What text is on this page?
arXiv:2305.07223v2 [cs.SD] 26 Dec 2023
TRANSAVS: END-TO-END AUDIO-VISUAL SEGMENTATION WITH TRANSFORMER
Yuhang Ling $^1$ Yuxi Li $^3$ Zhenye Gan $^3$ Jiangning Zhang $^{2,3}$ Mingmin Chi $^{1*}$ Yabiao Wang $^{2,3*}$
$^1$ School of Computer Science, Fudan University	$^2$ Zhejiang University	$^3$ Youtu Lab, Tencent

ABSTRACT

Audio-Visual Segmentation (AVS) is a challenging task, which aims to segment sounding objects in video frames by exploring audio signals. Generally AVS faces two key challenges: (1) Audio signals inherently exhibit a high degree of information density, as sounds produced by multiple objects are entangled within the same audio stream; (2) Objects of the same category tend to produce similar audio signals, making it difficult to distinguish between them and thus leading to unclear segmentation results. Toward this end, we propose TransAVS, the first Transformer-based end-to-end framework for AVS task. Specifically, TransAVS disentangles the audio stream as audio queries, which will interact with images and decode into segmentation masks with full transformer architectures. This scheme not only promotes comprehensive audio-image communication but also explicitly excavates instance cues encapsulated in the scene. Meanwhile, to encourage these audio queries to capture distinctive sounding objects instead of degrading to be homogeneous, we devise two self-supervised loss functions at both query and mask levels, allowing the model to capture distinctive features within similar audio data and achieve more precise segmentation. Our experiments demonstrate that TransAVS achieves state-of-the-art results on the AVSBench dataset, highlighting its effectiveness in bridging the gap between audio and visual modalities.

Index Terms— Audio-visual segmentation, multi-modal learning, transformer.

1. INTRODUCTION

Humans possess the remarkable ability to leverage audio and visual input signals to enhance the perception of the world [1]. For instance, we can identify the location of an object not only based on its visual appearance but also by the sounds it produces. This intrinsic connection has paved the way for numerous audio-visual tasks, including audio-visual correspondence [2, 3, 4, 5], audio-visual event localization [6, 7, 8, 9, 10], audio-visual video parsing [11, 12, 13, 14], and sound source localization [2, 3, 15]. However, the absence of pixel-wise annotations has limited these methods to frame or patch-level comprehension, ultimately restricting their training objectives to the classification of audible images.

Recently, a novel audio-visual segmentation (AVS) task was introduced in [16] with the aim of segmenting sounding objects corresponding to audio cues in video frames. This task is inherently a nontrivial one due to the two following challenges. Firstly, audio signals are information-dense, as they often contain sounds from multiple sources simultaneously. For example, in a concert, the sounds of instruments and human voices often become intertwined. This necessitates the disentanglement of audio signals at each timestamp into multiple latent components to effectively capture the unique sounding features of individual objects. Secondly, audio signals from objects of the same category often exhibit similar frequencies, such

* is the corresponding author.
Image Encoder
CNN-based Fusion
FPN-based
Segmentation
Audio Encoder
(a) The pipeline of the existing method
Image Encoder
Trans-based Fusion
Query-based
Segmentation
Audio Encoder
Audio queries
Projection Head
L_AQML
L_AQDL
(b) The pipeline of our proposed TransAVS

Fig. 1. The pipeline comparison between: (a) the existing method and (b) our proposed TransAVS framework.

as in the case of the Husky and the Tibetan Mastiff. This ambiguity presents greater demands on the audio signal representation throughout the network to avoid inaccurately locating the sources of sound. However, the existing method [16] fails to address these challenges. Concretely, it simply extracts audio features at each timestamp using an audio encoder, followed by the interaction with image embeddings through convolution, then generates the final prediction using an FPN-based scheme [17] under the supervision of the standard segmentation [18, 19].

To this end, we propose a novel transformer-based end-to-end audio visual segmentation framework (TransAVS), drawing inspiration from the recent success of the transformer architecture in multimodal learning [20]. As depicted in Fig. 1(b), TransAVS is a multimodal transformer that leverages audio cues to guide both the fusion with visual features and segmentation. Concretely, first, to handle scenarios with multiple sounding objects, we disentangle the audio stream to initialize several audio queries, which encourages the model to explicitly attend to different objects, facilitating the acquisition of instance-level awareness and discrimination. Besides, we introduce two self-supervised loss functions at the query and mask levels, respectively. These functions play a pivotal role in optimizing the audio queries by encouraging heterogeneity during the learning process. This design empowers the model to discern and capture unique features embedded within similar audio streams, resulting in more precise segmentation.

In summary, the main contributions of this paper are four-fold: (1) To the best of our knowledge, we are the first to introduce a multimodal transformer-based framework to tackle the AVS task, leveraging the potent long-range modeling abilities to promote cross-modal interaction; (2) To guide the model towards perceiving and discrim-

Exercise aim
Type the material above out again, exactly.

Task solution
What text is on this page?
arXiv:2305.07223v2 [cs.SD] 26 Dec 2023
TRANSAVS: END-TO-END AUDIO-VISUAL SEGMENTATION WITH TRANSFORMER
Yuhang Ling $^1$ Yuxi Li $^3$ Zhenye Gan $^3$ Jiangning Zhang $^{2,3}$ Mingmin Chi $^{1*}$ Yabiao Wang $^{2,3*}$
$^1$ School of Computer Science, Fudan University	$^2$ Zhejiang University	$^3$ Youtu Lab, Tencent

ABSTRACT

Audio-Visual Segmentation (AVS) is a challenging task, which aims to segment sounding objects in video frames by exploring audio signals. Generally AVS faces two key challenges: (1) Audio signals inherently exhibit a high degree of information density, as sounds produced by multiple objects are entangled within the same audio stream; (2) Objects of the same category tend to produce similar audio signals, making it difficult to distinguish between them and thus leading to unclear segmentation results. Toward this end, we propose TransAVS, the first Transformer-based end-to-end framework for AVS task. Specifically, TransAVS disentangles the audio stream as audio queries, which will interact with images and decode into segmentation masks with full transformer architectures. This scheme not only promotes comprehensive audio-image communication but also explicitly excavates instance cues encapsulated in the scene. Meanwhile, to encourage these audio queries to capture distinctive sounding objects instead of degrading to be homogeneous, we devise two self-supervised loss functions at both query and mask levels, allowing the model to capture distinctive features within similar audio data and achieve more precise segmentation. Our experiments demonstrate that TransAVS achieves state-of-the-art results on the AVSBench dataset, highlighting its effectiveness in bridging the gap between audio and visual modalities.

Index Terms— Audio-visual segmentation, multi-modal learning, transformer.

1. INTRODUCTION

Humans possess the remarkable ability to leverage audio and visual input signals to enhance the perception of the world [1]. For instance, we can identify the location of an object not only based on its visual appearance but also by the sounds it produces. This intrinsic connection has paved the way for numerous audio-visual tasks, including audio-visual correspondence [2, 3, 4, 5], audio-visual event localization [6, 7, 8, 9, 10], audio-visual video parsing [11, 12, 13, 14], and sound source localization [2, 3, 15]. However, the absence of pixel-wise annotations has limited these methods to frame or patch-level comprehension, ultimately restricting their training objectives to the classification of audible images.

Recently, a novel audio-visual segmentation (AVS) task was introduced in [16] with the aim of segmenting sounding objects corresponding to audio cues in video frames. This task is inherently a nontrivial one due to the two following challenges. Firstly, audio signals are information-dense, as they often contain sounds from multiple sources simultaneously. For example, in a concert, the sounds of instruments and human voices often become intertwined. This necessitates the disentanglement of audio signals at each timestamp into multiple latent components to effectively capture the unique sounding features of individual objects. Secondly, audio signals from objects of the same category often exhibit similar frequencies, such

* is the corresponding author.
Image Encoder
CNN-based Fusion
FPN-based
Segmentation
Audio Encoder
(a) The pipeline of the existing method
Image Encoder
Trans-based Fusion
Query-based
Segmentation
Audio Encoder
Audio queries
Projection Head
L_AQML
L_AQDL
(b) The pipeline of our proposed TransAVS

Fig. 1. The pipeline comparison between: (a) the existing method and (b) our proposed TransAVS framework.

as in the case of the Husky and the Tibetan Mastiff. This ambiguity presents greater demands on the audio signal representation throughout the network to avoid inaccurately locating the sources of sound. However, the existing method [16] fails to address these challenges. Concretely, it simply extracts audio features at each timestamp using an audio encoder, followed by the interaction with image embeddings through convolution, then generates the final prediction using an FPN-based scheme [17] under the supervision of the standard segmentation [18, 19].

To this end, we propose a novel transformer-based end-to-end audio visual segmentation framework (TransAVS), drawing inspiration from the recent success of the transformer architecture in multimodal learning [20]. As depicted in Fig. 1(b), TransAVS is a multimodal transformer that leverages audio cues to guide both the fusion with visual features and segmentation. Concretely, first, to handle scenarios with multiple sounding objects, we disentangle the audio stream to initialize several audio queries, which encourages the model to explicitly attend to different objects, facilitating the acquisition of instance-level awareness and discrimination. Besides, we introduce two self-supervised loss functions at the query and mask levels, respectively. These functions play a pivotal role in optimizing the audio queries by encouraging heterogeneity during the learning process. This design empowers the model to discern and capture unique features embedded within similar audio streams, resulting in more precise segmentation.

In summary, the main contributions of this paper are four-fold: (1) To the best of our knowledge, we are the first to introduce a multimodal transformer-based framework to tackle the AVS task, leveraging the potent long-range modeling abilities to promote cross-modal interaction; (2) To guide the model towards perceiving and discrim-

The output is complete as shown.